PROVIDED RECORDS
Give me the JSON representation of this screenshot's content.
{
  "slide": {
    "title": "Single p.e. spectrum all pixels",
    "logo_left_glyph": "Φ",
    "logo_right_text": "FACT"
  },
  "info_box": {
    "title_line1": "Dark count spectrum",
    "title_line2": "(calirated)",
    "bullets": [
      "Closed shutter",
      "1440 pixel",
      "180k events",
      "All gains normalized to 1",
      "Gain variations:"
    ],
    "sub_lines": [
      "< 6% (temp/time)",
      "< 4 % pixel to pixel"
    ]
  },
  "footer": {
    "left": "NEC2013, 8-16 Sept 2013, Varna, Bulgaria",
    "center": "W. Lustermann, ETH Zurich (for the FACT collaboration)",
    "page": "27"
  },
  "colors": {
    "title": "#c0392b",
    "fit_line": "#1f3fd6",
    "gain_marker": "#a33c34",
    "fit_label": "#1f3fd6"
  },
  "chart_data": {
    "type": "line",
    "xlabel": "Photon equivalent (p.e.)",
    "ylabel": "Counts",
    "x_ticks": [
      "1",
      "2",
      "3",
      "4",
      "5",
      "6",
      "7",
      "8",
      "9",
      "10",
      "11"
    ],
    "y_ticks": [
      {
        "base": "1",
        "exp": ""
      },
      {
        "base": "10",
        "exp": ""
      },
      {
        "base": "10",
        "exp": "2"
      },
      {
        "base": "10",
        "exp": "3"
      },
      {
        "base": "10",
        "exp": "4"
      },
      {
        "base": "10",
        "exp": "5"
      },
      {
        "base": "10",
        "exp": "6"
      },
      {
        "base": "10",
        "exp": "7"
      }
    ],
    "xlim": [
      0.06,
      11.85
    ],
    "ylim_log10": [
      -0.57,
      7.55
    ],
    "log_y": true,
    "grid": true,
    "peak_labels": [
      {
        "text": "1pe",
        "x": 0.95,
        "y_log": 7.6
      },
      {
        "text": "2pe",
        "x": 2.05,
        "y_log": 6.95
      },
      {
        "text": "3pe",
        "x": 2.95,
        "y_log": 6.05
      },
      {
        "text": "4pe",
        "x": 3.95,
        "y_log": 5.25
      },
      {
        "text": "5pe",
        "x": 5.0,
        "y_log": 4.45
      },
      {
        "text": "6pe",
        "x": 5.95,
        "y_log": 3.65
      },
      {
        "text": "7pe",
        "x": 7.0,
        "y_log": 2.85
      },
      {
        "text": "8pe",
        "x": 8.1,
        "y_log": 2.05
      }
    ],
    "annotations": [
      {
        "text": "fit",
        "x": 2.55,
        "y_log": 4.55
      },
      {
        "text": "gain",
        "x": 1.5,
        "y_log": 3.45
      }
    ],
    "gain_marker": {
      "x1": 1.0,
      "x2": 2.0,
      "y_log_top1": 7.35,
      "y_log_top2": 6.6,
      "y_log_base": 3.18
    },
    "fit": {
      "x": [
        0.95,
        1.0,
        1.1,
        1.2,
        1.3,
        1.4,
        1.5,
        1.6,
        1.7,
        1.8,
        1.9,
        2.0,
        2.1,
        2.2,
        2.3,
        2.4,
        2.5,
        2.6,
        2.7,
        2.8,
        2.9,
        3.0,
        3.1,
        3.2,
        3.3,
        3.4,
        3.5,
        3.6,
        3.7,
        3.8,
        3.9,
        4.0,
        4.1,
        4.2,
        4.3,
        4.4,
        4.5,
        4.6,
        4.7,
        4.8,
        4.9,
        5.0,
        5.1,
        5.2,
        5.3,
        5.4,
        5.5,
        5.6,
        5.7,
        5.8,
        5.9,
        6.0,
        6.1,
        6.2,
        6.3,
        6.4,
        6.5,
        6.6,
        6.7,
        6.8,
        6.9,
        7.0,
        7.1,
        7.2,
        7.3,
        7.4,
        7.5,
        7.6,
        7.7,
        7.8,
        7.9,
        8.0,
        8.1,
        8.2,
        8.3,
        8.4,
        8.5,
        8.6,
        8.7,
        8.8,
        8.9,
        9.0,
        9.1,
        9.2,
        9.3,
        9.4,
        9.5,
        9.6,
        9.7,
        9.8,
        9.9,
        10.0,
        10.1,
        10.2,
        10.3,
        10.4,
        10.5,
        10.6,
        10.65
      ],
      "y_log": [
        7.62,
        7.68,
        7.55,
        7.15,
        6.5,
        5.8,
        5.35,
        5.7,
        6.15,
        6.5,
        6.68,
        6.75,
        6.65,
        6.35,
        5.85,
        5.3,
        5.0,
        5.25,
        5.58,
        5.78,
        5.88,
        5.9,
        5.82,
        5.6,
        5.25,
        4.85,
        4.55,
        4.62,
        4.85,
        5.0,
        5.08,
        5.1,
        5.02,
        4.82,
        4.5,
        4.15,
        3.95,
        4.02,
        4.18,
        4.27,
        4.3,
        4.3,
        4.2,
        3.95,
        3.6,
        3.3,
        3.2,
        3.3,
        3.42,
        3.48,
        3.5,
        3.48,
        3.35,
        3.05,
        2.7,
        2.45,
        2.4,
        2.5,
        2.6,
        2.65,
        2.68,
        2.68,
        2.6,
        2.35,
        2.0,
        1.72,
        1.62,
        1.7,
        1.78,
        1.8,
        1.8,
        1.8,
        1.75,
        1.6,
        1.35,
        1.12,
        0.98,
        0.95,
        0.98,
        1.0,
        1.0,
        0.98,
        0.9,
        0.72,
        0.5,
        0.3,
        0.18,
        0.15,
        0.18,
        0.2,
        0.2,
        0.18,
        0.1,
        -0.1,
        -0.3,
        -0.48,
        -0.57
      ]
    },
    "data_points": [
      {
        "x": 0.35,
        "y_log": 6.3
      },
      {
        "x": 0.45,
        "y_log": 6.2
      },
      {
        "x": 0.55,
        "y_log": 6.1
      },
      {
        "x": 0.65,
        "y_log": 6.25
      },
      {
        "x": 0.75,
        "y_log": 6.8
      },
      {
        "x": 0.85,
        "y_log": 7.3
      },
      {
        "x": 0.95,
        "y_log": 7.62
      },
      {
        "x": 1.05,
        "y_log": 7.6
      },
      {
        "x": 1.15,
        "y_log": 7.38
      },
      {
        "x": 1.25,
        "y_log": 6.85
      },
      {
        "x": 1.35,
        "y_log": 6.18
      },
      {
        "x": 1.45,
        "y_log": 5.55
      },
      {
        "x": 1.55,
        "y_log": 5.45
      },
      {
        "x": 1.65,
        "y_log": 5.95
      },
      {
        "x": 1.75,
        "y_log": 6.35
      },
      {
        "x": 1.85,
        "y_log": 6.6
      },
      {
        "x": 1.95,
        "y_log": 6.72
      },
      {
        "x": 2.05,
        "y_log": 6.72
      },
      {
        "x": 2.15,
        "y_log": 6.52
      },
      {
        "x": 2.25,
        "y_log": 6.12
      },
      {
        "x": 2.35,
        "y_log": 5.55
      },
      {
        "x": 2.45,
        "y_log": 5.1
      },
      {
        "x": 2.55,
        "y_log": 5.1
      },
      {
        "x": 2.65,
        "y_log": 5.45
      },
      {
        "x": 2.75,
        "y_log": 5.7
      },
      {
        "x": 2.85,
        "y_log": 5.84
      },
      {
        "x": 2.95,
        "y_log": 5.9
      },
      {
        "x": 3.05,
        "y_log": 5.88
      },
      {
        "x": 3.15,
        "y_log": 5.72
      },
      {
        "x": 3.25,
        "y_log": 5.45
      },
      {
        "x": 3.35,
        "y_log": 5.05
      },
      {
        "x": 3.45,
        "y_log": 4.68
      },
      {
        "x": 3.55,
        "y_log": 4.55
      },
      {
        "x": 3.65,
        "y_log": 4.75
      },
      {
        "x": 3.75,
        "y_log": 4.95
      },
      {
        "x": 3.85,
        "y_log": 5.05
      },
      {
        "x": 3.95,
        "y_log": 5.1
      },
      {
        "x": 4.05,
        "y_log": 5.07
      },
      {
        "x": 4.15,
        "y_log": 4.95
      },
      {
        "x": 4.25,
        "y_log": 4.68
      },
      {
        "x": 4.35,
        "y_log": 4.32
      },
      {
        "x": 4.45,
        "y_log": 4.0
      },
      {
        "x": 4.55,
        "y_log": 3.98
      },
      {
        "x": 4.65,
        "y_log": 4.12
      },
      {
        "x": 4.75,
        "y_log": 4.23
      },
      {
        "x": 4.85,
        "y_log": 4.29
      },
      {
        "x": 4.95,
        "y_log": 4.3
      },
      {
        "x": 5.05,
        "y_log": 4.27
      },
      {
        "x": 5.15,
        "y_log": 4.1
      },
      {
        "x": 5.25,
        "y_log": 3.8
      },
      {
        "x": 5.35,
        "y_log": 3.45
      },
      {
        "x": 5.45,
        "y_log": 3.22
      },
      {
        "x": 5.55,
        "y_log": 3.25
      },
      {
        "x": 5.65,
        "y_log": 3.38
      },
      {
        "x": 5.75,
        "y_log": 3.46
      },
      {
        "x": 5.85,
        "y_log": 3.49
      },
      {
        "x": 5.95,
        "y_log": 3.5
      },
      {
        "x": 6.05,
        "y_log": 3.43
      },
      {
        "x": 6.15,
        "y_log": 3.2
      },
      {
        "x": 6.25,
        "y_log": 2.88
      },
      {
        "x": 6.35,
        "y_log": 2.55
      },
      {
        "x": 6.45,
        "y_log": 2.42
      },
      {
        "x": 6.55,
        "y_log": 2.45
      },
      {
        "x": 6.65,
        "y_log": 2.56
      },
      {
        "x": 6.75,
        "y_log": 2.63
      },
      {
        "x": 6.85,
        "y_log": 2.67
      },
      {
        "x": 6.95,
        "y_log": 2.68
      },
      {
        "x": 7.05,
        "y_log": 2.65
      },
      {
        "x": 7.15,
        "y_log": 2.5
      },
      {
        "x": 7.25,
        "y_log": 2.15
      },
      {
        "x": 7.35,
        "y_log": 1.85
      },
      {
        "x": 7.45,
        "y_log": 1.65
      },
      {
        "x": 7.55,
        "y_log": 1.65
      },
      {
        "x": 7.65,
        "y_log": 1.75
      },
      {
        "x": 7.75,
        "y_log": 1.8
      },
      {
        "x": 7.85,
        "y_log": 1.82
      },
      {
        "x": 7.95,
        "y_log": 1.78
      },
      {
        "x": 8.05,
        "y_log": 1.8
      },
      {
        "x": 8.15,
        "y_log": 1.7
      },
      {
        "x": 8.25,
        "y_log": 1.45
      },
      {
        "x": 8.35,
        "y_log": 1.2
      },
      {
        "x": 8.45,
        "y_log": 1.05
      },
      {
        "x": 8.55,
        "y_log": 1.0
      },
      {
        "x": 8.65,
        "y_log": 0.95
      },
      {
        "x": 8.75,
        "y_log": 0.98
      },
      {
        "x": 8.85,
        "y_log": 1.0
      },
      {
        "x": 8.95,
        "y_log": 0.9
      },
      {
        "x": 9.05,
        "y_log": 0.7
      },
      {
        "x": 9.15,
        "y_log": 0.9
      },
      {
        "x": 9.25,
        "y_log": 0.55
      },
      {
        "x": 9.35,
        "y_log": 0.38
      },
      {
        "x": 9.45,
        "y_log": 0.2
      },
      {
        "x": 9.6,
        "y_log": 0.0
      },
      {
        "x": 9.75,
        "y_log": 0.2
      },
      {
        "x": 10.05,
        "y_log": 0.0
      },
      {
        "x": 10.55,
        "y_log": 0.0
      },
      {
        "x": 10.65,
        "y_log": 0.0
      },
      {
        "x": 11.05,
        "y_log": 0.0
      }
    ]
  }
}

TASK TO COMPLETE
Copy each line of the listing in which the word "FACT" can be found.

THE RESPONSE
    "logo_right_text": "FACT"
    "center": "W. Lustermann, ETH Zurich (for the FACT collaboration)",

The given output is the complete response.